Records excerpted from a collection:
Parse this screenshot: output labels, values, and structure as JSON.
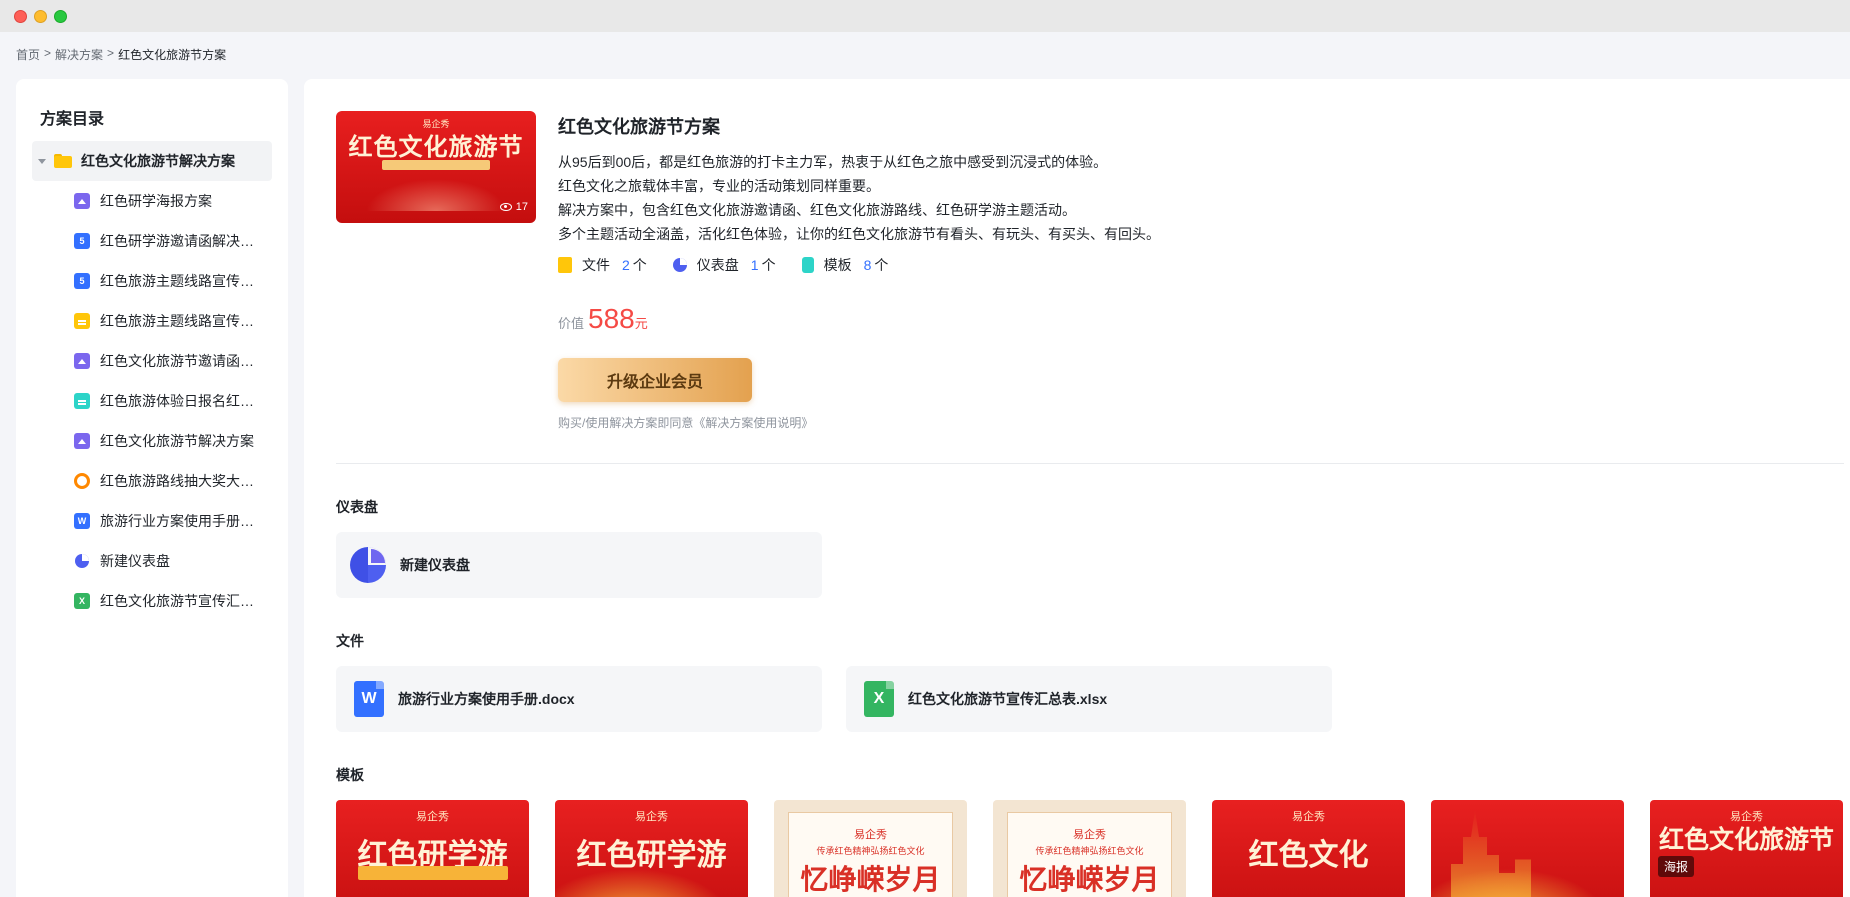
{
  "breadcrumb": {
    "home": "首页",
    "sep1": ">",
    "section": "解决方案",
    "sep2": ">",
    "current": "红色文化旅游节方案"
  },
  "sidebar": {
    "title": "方案目录",
    "root": "红色文化旅游节解决方案",
    "items": [
      {
        "label": "红色研学海报方案",
        "icon": "image-icon"
      },
      {
        "label": "红色研学游邀请函解决方案",
        "icon": "h5-icon"
      },
      {
        "label": "红色旅游主题线路宣传方案",
        "icon": "h5-icon"
      },
      {
        "label": "红色旅游主题线路宣传文档",
        "icon": "doc-icon"
      },
      {
        "label": "红色文化旅游节邀请函方案",
        "icon": "image-icon"
      },
      {
        "label": "红色旅游体验日报名红色表单",
        "icon": "form-icon"
      },
      {
        "label": "红色文化旅游节解决方案",
        "icon": "image-icon"
      },
      {
        "label": "红色旅游路线抽大奖大转盘",
        "icon": "lottery-icon"
      },
      {
        "label": "旅游行业方案使用手册.docx",
        "icon": "word-icon"
      },
      {
        "label": "新建仪表盘",
        "icon": "dashboard-icon"
      },
      {
        "label": "红色文化旅游节宣传汇总表.xlsx",
        "icon": "excel-icon"
      }
    ]
  },
  "cover": {
    "brand": "易企秀",
    "headline": "红色文化旅游节",
    "views": "17"
  },
  "solution": {
    "title": "红色文化旅游节方案",
    "desc": [
      "从95后到00后，都是红色旅游的打卡主力军，热衷于从红色之旅中感受到沉浸式的体验。",
      "红色文化之旅载体丰富，专业的活动策划同样重要。",
      "解决方案中，包含红色文化旅游邀请函、红色文化旅游路线、红色研学游主题活动。",
      "多个主题活动全涵盖，活化红色体验，让你的红色文化旅游节有看头、有玩头、有买头、有回头。"
    ],
    "stats": [
      {
        "label": "文件",
        "count": "2",
        "unit": "个"
      },
      {
        "label": "仪表盘",
        "count": "1",
        "unit": "个"
      },
      {
        "label": "模板",
        "count": "8",
        "unit": "个"
      }
    ],
    "price_label": "价值",
    "price_value": "588",
    "price_unit": "元",
    "upgrade_label": "升级企业会员",
    "agreement": "购买/使用解决方案即同意《解决方案使用说明》"
  },
  "sections": {
    "dashboard": {
      "title": "仪表盘",
      "items": [
        "新建仪表盘"
      ]
    },
    "files": {
      "title": "文件",
      "items": [
        {
          "name": "旅游行业方案使用手册.docx",
          "icon_text": "W"
        },
        {
          "name": "红色文化旅游节宣传汇总表.xlsx",
          "icon_text": "X"
        }
      ]
    },
    "templates": {
      "title": "模板",
      "items": [
        {
          "brand": "易企秀",
          "headline": "红色研学游"
        },
        {
          "brand": "易企秀",
          "headline": "红色研学游"
        },
        {
          "brand": "易企秀",
          "small": "传承红色精神弘扬红色文化",
          "headline": "忆峥嵘岁月"
        },
        {
          "brand": "易企秀",
          "small": "传承红色精神弘扬红色文化",
          "headline": "忆峥嵘岁月"
        },
        {
          "brand": "易企秀",
          "headline": "红色文化"
        },
        {
          "brand": "",
          "headline": ""
        },
        {
          "brand": "易企秀",
          "headline": "红色文化旅游节",
          "badge": "海报"
        }
      ]
    }
  },
  "colors": {
    "accent": "#3370ff",
    "price": "#f54a45",
    "brand_red": "#d81e1e",
    "gold": "#e3a14f"
  }
}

◆ **Do this**:
Write out the entries above verbatim; the pictures do not belong in your copy.

◆ **Answer to this task**:
Parse this screenshot: output labels, values, and structure as JSON.
{
  "breadcrumb": {
    "home": "首页",
    "sep1": ">",
    "section": "解决方案",
    "sep2": ">",
    "current": "红色文化旅游节方案"
  },
  "sidebar": {
    "title": "方案目录",
    "root": "红色文化旅游节解决方案",
    "items": [
      {
        "label": "红色研学海报方案",
        "icon": "image-icon"
      },
      {
        "label": "红色研学游邀请函解决方案",
        "icon": "h5-icon"
      },
      {
        "label": "红色旅游主题线路宣传方案",
        "icon": "h5-icon"
      },
      {
        "label": "红色旅游主题线路宣传文档",
        "icon": "doc-icon"
      },
      {
        "label": "红色文化旅游节邀请函方案",
        "icon": "image-icon"
      },
      {
        "label": "红色旅游体验日报名红色表单",
        "icon": "form-icon"
      },
      {
        "label": "红色文化旅游节解决方案",
        "icon": "image-icon"
      },
      {
        "label": "红色旅游路线抽大奖大转盘",
        "icon": "lottery-icon"
      },
      {
        "label": "旅游行业方案使用手册.docx",
        "icon": "word-icon"
      },
      {
        "label": "新建仪表盘",
        "icon": "dashboard-icon"
      },
      {
        "label": "红色文化旅游节宣传汇总表.xlsx",
        "icon": "excel-icon"
      }
    ]
  },
  "cover": {
    "brand": "易企秀",
    "headline": "红色文化旅游节",
    "views": "17"
  },
  "solution": {
    "title": "红色文化旅游节方案",
    "desc": [
      "从95后到00后，都是红色旅游的打卡主力军，热衷于从红色之旅中感受到沉浸式的体验。",
      "红色文化之旅载体丰富，专业的活动策划同样重要。",
      "解决方案中，包含红色文化旅游邀请函、红色文化旅游路线、红色研学游主题活动。",
      "多个主题活动全涵盖，活化红色体验，让你的红色文化旅游节有看头、有玩头、有买头、有回头。"
    ],
    "stats": [
      {
        "label": "文件",
        "count": "2",
        "unit": "个"
      },
      {
        "label": "仪表盘",
        "count": "1",
        "unit": "个"
      },
      {
        "label": "模板",
        "count": "8",
        "unit": "个"
      }
    ],
    "price_label": "价值",
    "price_value": "588",
    "price_unit": "元",
    "upgrade_label": "升级企业会员",
    "agreement": "购买/使用解决方案即同意《解决方案使用说明》"
  },
  "sections": {
    "dashboard": {
      "title": "仪表盘",
      "items": [
        "新建仪表盘"
      ]
    },
    "files": {
      "title": "文件",
      "items": [
        {
          "name": "旅游行业方案使用手册.docx",
          "icon_text": "W"
        },
        {
          "name": "红色文化旅游节宣传汇总表.xlsx",
          "icon_text": "X"
        }
      ]
    },
    "templates": {
      "title": "模板",
      "items": [
        {
          "brand": "易企秀",
          "headline": "红色研学游"
        },
        {
          "brand": "易企秀",
          "headline": "红色研学游"
        },
        {
          "brand": "易企秀",
          "small": "传承红色精神弘扬红色文化",
          "headline": "忆峥嵘岁月"
        },
        {
          "brand": "易企秀",
          "small": "传承红色精神弘扬红色文化",
          "headline": "忆峥嵘岁月"
        },
        {
          "brand": "易企秀",
          "headline": "红色文化"
        },
        {
          "brand": "",
          "headline": ""
        },
        {
          "brand": "易企秀",
          "headline": "红色文化旅游节",
          "badge": "海报"
        }
      ]
    }
  },
  "colors": {
    "accent": "#3370ff",
    "price": "#f54a45",
    "brand_red": "#d81e1e",
    "gold": "#e3a14f"
  }
}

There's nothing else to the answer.